[Begin INPUT RECORDS]

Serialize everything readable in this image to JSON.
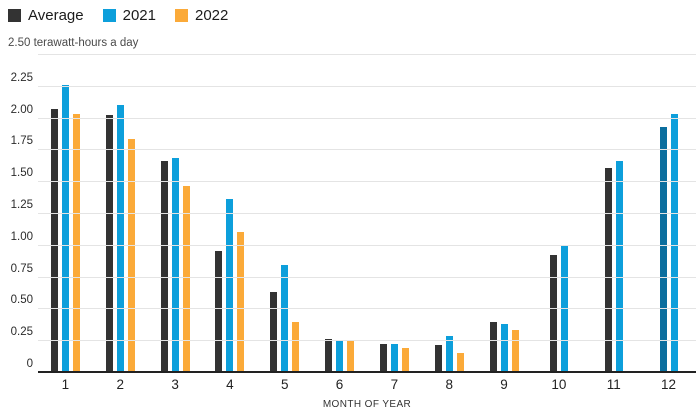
{
  "axis_top_label": "2.50 terawatt-hours a day",
  "chart_data": {
    "type": "bar",
    "title": "",
    "xlabel": "MONTH OF YEAR",
    "ylabel": "terawatt-hours a day",
    "ylim": [
      0,
      2.5
    ],
    "grid": true,
    "legend_position": "top-left",
    "ytick_labels": [
      "0",
      "0.25",
      "0.50",
      "0.75",
      "1.00",
      "1.25",
      "1.50",
      "1.75",
      "2.00",
      "2.25"
    ],
    "categories": [
      "1",
      "2",
      "3",
      "4",
      "5",
      "6",
      "7",
      "8",
      "9",
      "10",
      "11",
      "12"
    ],
    "series": [
      {
        "name": "Average",
        "color": "#333333",
        "values": [
          2.07,
          2.02,
          1.66,
          0.95,
          0.63,
          0.26,
          0.22,
          0.21,
          0.39,
          0.92,
          1.6,
          1.93
        ]
      },
      {
        "name": "2021",
        "color": "#0d9fdb",
        "values": [
          2.26,
          2.1,
          1.68,
          1.36,
          0.84,
          0.25,
          0.22,
          0.28,
          0.38,
          1.0,
          1.66,
          2.03
        ]
      },
      {
        "name": "2022",
        "color": "#fbaa39",
        "values": [
          2.03,
          1.83,
          1.46,
          1.1,
          0.39,
          0.24,
          0.19,
          0.15,
          0.33,
          null,
          null,
          null
        ]
      }
    ],
    "bar_color_overrides": [
      {
        "series": "Average",
        "category": "12",
        "color": "#0b6e9e"
      }
    ]
  }
}
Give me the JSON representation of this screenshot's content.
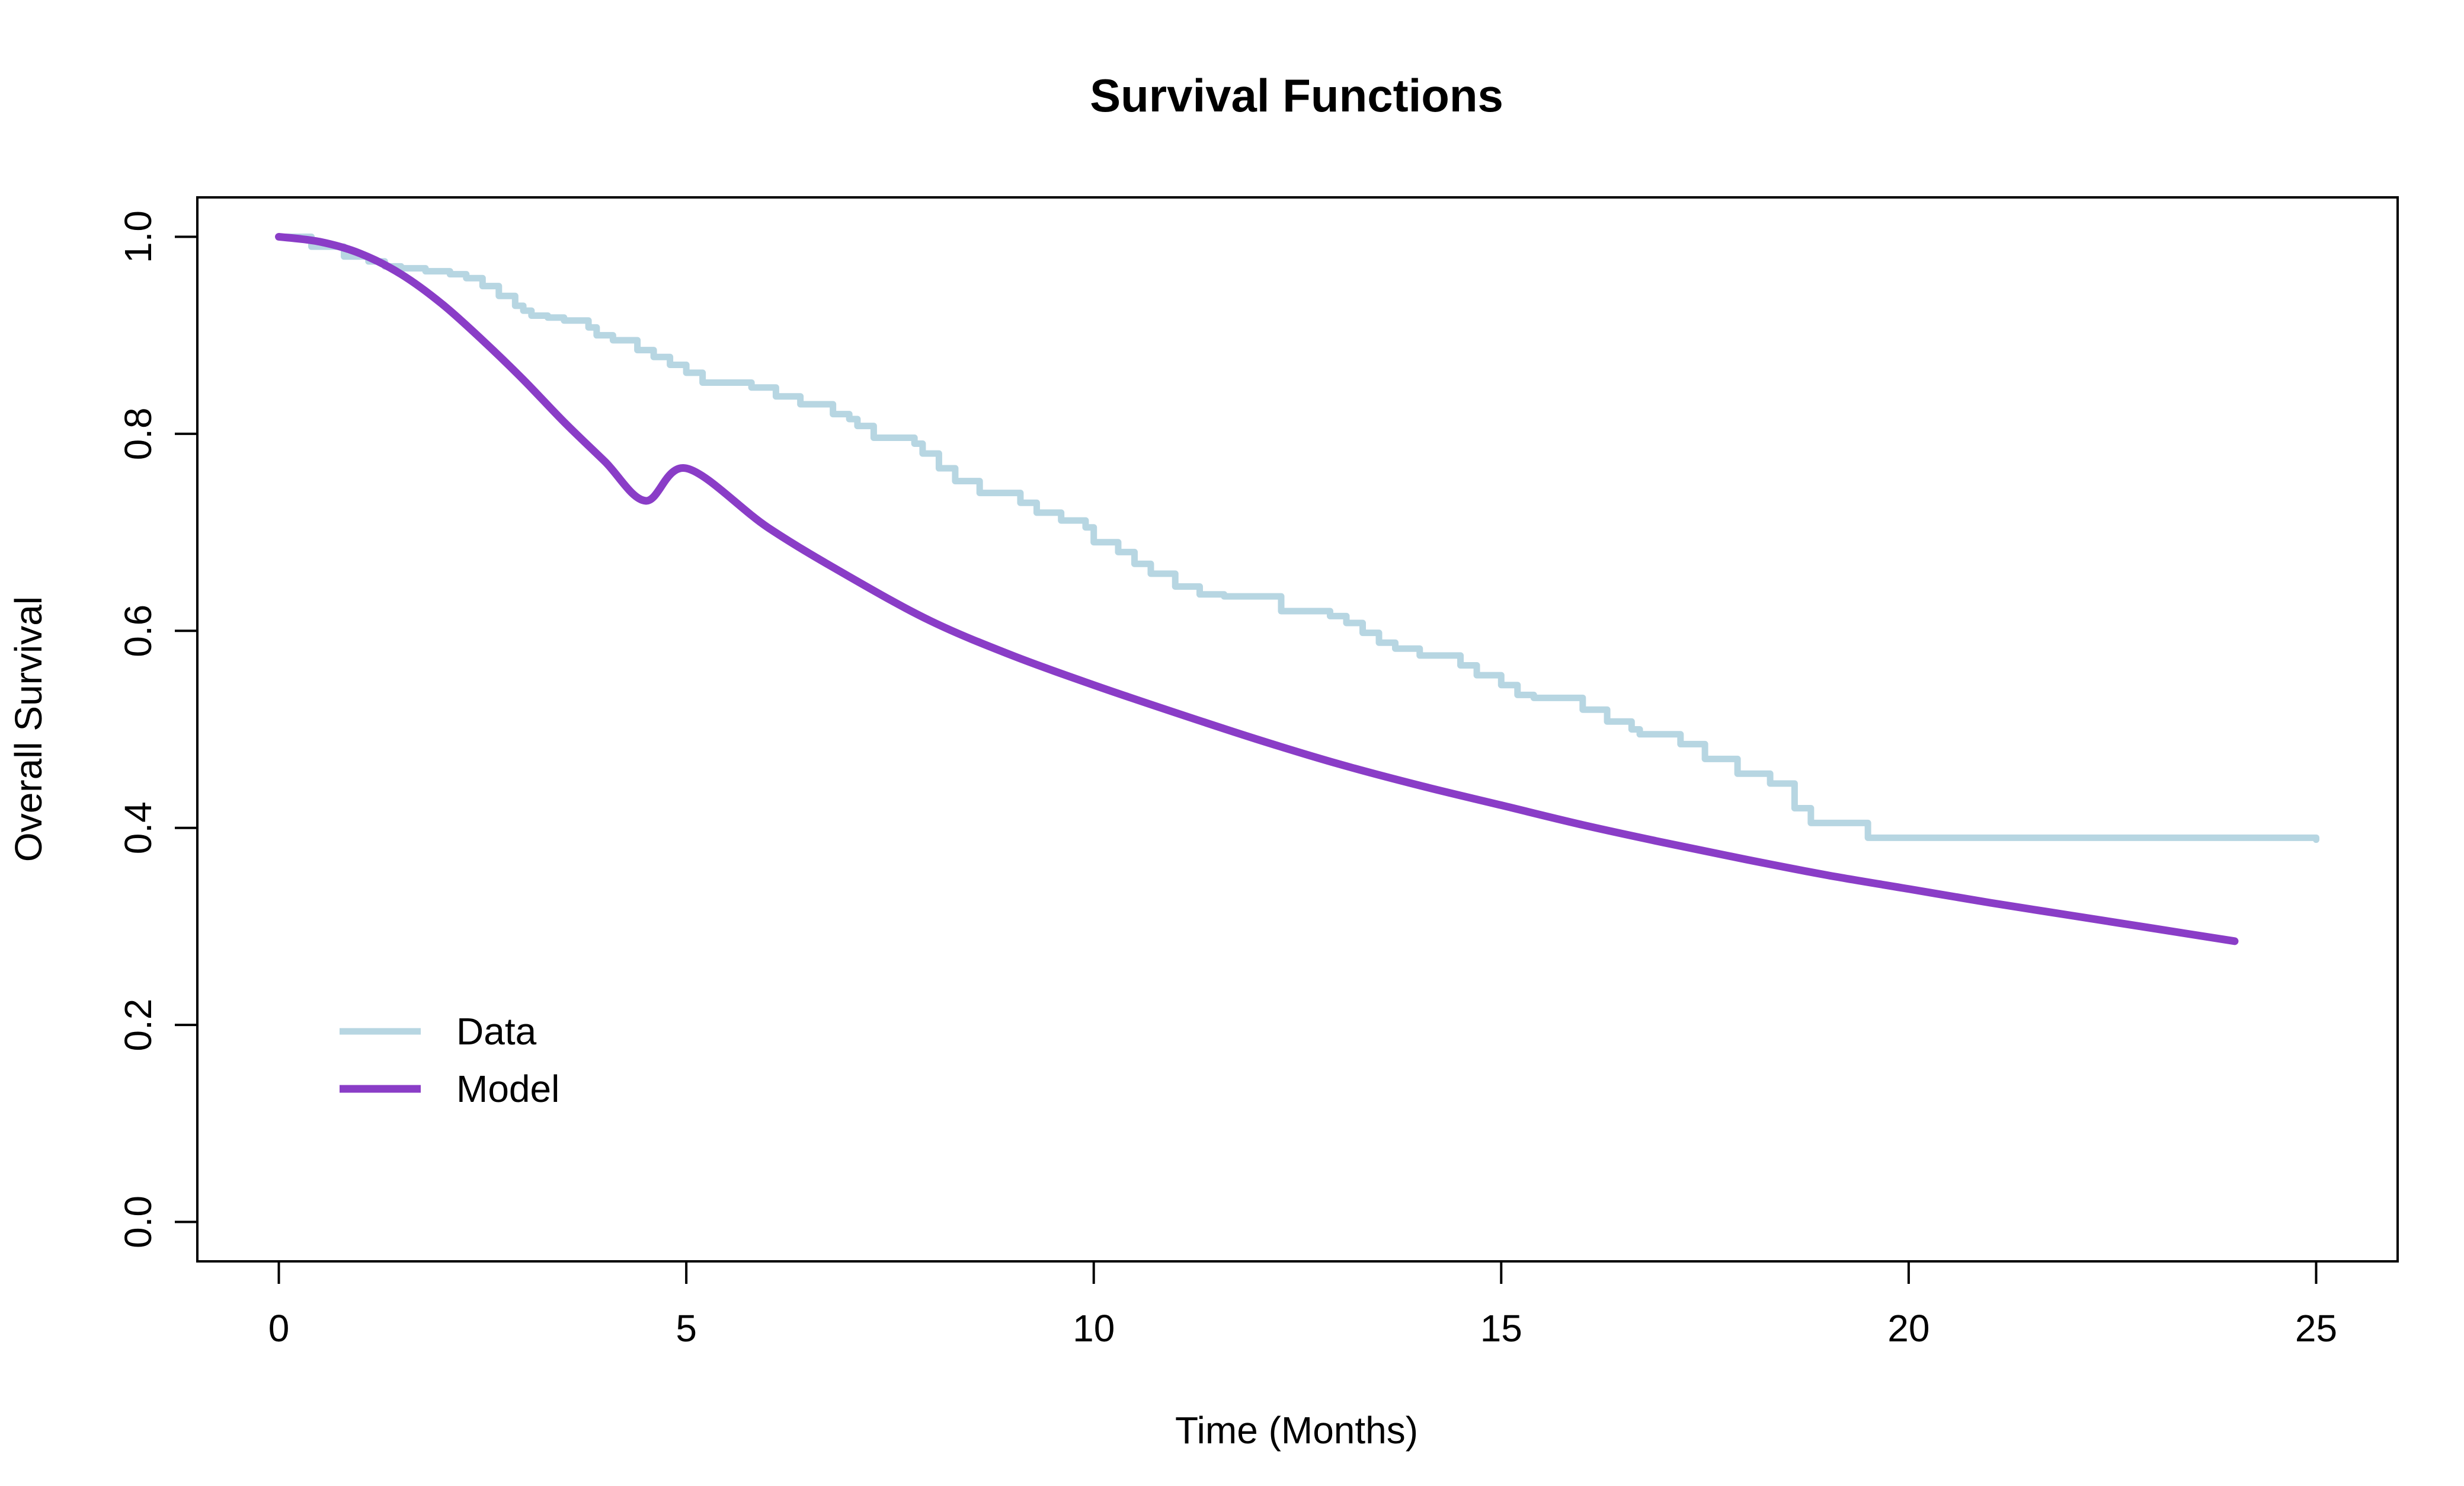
{
  "chart_data": {
    "type": "line",
    "title": "Survival Functions",
    "xlabel": "Time (Months)",
    "ylabel": "Overall Survival",
    "xlim": [
      -1,
      26
    ],
    "ylim": [
      -0.04,
      1.04
    ],
    "x_ticks": [
      0,
      5,
      10,
      15,
      20,
      25
    ],
    "x_tick_labels": [
      "0",
      "5",
      "10",
      "15",
      "20",
      "25"
    ],
    "y_ticks": [
      0.0,
      0.2,
      0.4,
      0.6,
      0.8,
      1.0
    ],
    "y_tick_labels": [
      "0.0",
      "0.2",
      "0.4",
      "0.6",
      "0.8",
      "1.0"
    ],
    "grid": false,
    "legend_position": "bottom-left",
    "series": [
      {
        "name": "Data",
        "style": "step",
        "color": "#B7D6E2",
        "x": [
          0,
          0.4,
          0.8,
          1.1,
          1.3,
          1.5,
          1.8,
          2.1,
          2.3,
          2.5,
          2.7,
          2.9,
          3.0,
          3.1,
          3.3,
          3.5,
          3.8,
          3.9,
          4.1,
          4.4,
          4.6,
          4.8,
          5.0,
          5.2,
          5.8,
          6.1,
          6.4,
          6.8,
          7.0,
          7.1,
          7.3,
          7.8,
          7.9,
          8.1,
          8.3,
          8.6,
          9.1,
          9.3,
          9.6,
          9.9,
          10.0,
          10.3,
          10.5,
          10.7,
          11.0,
          11.3,
          11.6,
          12.3,
          12.9,
          13.1,
          13.3,
          13.5,
          13.7,
          14.0,
          14.5,
          14.7,
          15.0,
          15.2,
          15.4,
          16.0,
          16.3,
          16.6,
          16.7,
          17.2,
          17.5,
          17.9,
          18.3,
          18.6,
          18.8,
          19.5,
          25.0
        ],
        "y": [
          1.0,
          0.99,
          0.98,
          0.975,
          0.97,
          0.968,
          0.965,
          0.962,
          0.958,
          0.95,
          0.94,
          0.93,
          0.925,
          0.92,
          0.918,
          0.915,
          0.908,
          0.9,
          0.895,
          0.885,
          0.878,
          0.87,
          0.862,
          0.852,
          0.847,
          0.838,
          0.83,
          0.82,
          0.815,
          0.808,
          0.796,
          0.79,
          0.78,
          0.765,
          0.752,
          0.74,
          0.73,
          0.72,
          0.712,
          0.705,
          0.69,
          0.68,
          0.668,
          0.658,
          0.645,
          0.637,
          0.635,
          0.62,
          0.615,
          0.608,
          0.598,
          0.588,
          0.582,
          0.575,
          0.565,
          0.555,
          0.545,
          0.535,
          0.532,
          0.52,
          0.508,
          0.5,
          0.495,
          0.485,
          0.47,
          0.455,
          0.445,
          0.42,
          0.405,
          0.39,
          0.388
        ]
      },
      {
        "name": "Model",
        "style": "smooth",
        "color": "#8A3DC7",
        "x": [
          0,
          0.5,
          1,
          1.5,
          2,
          2.5,
          3,
          3.5,
          4,
          4.5,
          5,
          6,
          7,
          8,
          9,
          10,
          11,
          12,
          13,
          14,
          15,
          16,
          17,
          18,
          19,
          20,
          21,
          22,
          23,
          24
        ],
        "y": [
          1.0,
          0.995,
          0.983,
          0.962,
          0.932,
          0.895,
          0.855,
          0.812,
          0.772,
          0.732,
          0.765,
          0.705,
          0.655,
          0.61,
          0.575,
          0.545,
          0.517,
          0.49,
          0.465,
          0.443,
          0.423,
          0.403,
          0.385,
          0.368,
          0.352,
          0.338,
          0.324,
          0.311,
          0.298,
          0.285
        ]
      }
    ]
  }
}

[End INPUT RECORDS]

> DIRECTIONS
Extract every line that has the string "xlabel" in it.

> RESPONSE TO THE TASK
    "xlabel": "MONTH OF YEAR",
    "xlabel": "Time (Months)",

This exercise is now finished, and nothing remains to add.